[Supplied text]
☆ ☆ ☆ ☆

In the famous tsipouradika of Volos

While visiting Volos, the city of the Argonauts, you will definitely pass by a tsipouro taverna (tsipourádiko and, in plural, tsipourádika) as they are dispersed in every nook and cranny: almost 600 (!) of them bear the gastronomic stamp of the city and provide people with a favourite meeting point; that is the unrivalled landmark of Volos.

A traditional habit

The process by which tsipouradika came to be enjoyed dates back a long way, to the 19th century. They were born out of a need for workers to have a place to ‘hangout’ near their work, as at lunchtime they could not go back to their neighbourhoods. 

So, small restaurants sprang up, serving simple meals at reasonable prices, accompanied by pure tsipouro (pomace brandy) originally coming form Tyrnavos and the villages of Pelion, and served in thimbles! These first tavernas became places where ordinary, open-hearted people could get together, thereby creating the appropriate culture. 

Later these gatherings were joined by refugees, who were often not customers but shop-owners, as the Asia Minor cuisine blended well with local dishes.

Those carrying on this tradition today have preserved the spirit and the atmosphere of the original tavernas. The mood is relaxed and people are often treated to food or drinks. Groups of friends usually join up and strangers find themselves singing together in impromptu choirs. The distinctive little bottles of tsipouro are served at the tables by the dozen to accompany delicious dishes. The atmosphere is unbeatable, defining the entire life of the city, as tsipouradika are open from early in the morning until late at night.

☆ ☆ ☆ ☆

[Supplied records]
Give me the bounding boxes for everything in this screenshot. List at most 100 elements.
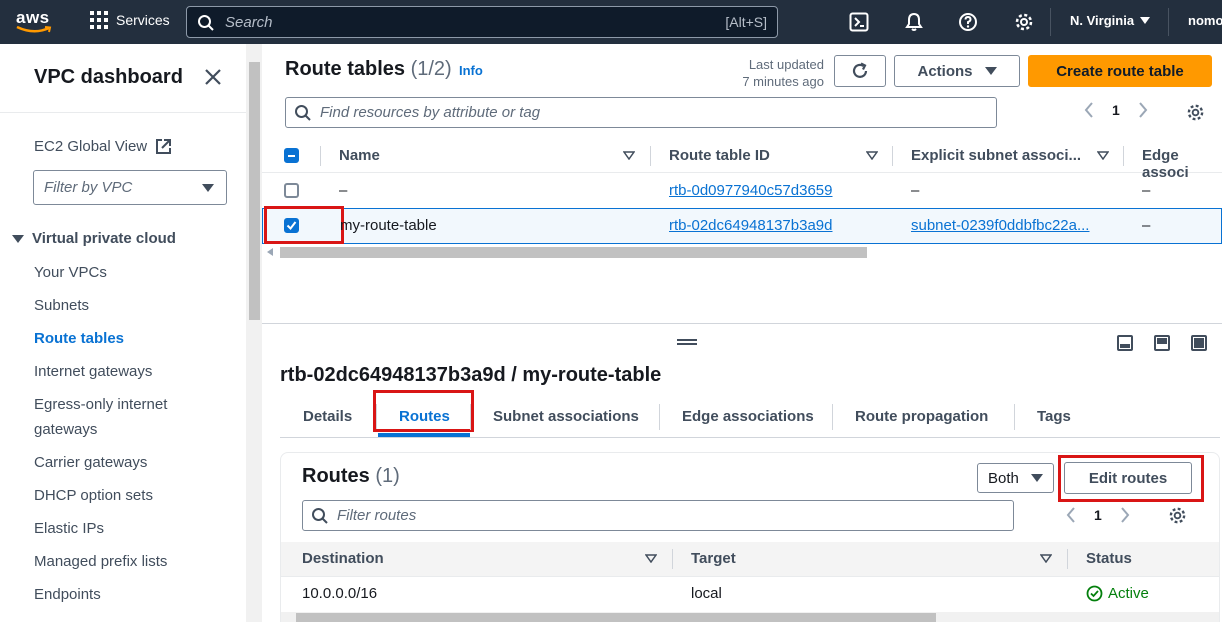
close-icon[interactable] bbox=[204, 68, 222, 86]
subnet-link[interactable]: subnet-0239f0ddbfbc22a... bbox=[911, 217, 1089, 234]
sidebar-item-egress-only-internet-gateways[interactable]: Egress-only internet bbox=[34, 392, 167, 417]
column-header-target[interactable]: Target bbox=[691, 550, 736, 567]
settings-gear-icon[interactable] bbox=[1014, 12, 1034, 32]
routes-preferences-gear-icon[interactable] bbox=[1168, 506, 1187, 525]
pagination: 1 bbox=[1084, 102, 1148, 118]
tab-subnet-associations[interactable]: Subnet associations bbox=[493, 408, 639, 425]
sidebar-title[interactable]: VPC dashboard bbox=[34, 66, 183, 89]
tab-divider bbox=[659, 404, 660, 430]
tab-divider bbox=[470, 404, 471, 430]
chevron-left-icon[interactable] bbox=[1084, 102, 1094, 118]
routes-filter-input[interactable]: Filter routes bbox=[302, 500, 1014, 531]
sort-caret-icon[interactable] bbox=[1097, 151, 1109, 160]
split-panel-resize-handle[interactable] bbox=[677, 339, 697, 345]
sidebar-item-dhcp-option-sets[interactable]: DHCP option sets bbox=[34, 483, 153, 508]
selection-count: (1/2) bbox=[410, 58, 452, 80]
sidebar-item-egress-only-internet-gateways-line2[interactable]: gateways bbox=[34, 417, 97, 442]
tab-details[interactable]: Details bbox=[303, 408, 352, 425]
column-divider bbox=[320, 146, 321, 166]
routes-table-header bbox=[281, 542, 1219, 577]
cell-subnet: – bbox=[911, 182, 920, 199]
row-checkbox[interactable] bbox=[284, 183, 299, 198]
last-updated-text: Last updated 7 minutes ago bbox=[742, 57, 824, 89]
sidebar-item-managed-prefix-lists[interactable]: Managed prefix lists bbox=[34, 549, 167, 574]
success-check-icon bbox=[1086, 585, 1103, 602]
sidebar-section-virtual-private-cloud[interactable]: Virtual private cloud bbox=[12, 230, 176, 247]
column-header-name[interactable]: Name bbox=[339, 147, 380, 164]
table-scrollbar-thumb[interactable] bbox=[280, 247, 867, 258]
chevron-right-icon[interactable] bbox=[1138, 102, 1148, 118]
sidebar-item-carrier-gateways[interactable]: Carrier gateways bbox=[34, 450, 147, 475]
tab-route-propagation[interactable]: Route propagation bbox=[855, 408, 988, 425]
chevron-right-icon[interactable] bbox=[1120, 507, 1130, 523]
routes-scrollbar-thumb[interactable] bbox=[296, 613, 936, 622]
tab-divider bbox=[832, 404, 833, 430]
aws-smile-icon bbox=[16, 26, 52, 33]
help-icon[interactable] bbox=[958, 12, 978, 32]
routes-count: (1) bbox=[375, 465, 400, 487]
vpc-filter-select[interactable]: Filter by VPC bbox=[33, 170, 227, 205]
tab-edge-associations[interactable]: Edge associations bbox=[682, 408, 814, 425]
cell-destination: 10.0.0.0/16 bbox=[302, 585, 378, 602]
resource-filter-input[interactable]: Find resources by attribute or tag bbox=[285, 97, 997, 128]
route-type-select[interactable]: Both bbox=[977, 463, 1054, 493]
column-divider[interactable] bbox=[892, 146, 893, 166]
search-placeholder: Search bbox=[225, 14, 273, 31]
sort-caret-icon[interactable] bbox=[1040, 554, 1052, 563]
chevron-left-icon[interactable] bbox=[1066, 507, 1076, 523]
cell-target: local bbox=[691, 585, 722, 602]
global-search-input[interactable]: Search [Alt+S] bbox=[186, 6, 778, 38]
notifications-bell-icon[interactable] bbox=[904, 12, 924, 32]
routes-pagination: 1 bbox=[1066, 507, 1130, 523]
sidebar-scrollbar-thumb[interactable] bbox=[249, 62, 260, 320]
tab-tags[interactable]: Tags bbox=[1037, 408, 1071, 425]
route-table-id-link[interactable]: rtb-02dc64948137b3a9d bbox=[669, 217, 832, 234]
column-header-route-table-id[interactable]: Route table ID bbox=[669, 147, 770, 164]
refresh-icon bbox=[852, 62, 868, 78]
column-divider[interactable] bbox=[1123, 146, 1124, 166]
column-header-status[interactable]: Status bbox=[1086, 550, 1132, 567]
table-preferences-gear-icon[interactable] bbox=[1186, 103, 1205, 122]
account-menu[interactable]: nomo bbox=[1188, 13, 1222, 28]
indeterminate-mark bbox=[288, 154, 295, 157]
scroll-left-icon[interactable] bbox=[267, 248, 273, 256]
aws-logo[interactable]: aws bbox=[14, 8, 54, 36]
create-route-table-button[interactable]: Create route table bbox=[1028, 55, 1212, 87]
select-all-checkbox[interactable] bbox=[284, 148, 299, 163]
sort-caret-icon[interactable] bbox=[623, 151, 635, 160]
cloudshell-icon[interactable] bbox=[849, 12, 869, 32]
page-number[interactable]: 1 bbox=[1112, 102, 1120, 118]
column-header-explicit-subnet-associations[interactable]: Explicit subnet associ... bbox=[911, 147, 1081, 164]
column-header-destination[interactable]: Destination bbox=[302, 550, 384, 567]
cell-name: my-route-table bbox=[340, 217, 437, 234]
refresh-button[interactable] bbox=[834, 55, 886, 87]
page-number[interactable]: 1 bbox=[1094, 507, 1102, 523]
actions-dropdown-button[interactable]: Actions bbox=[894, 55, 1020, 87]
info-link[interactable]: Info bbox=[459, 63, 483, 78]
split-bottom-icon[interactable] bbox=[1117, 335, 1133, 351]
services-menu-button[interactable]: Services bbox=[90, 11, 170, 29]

☆ ☆ ☆ ☆

[Aim A] Please repeat word for word the passage of the Volos tsipouradika text starting with "Later these gatherings" and going on through "with local dishes.".
[Aim B] Turn the paragraph of the Volos tsipouradika text that opens "Those carrying on this tradition today" into a short bulleted list that keeps its main facts.
[Aim C] According to the Volos tsipouradika text, roughly how many tsipouradika are there in Volos?

[Written answer A]
Later these gatherings were joined by refugees, who were often not customers but shop-owners, as the Asia Minor cuisine blended well with local dishes.

[Written answer B]
- Today's tsipouradika keep the spirit and atmosphere of the original tavernas.
- The mood is relaxed, and people are often treated to food or drinks.
- Groups of friends join up, and strangers end up singing together in impromptu choirs.
- Little bottles of tsipouro are served by the dozen with delicious dishes.
- Tsipouradika stay open from early morning until late at night and define the city's whole life.

[Written answer C] Almost 600.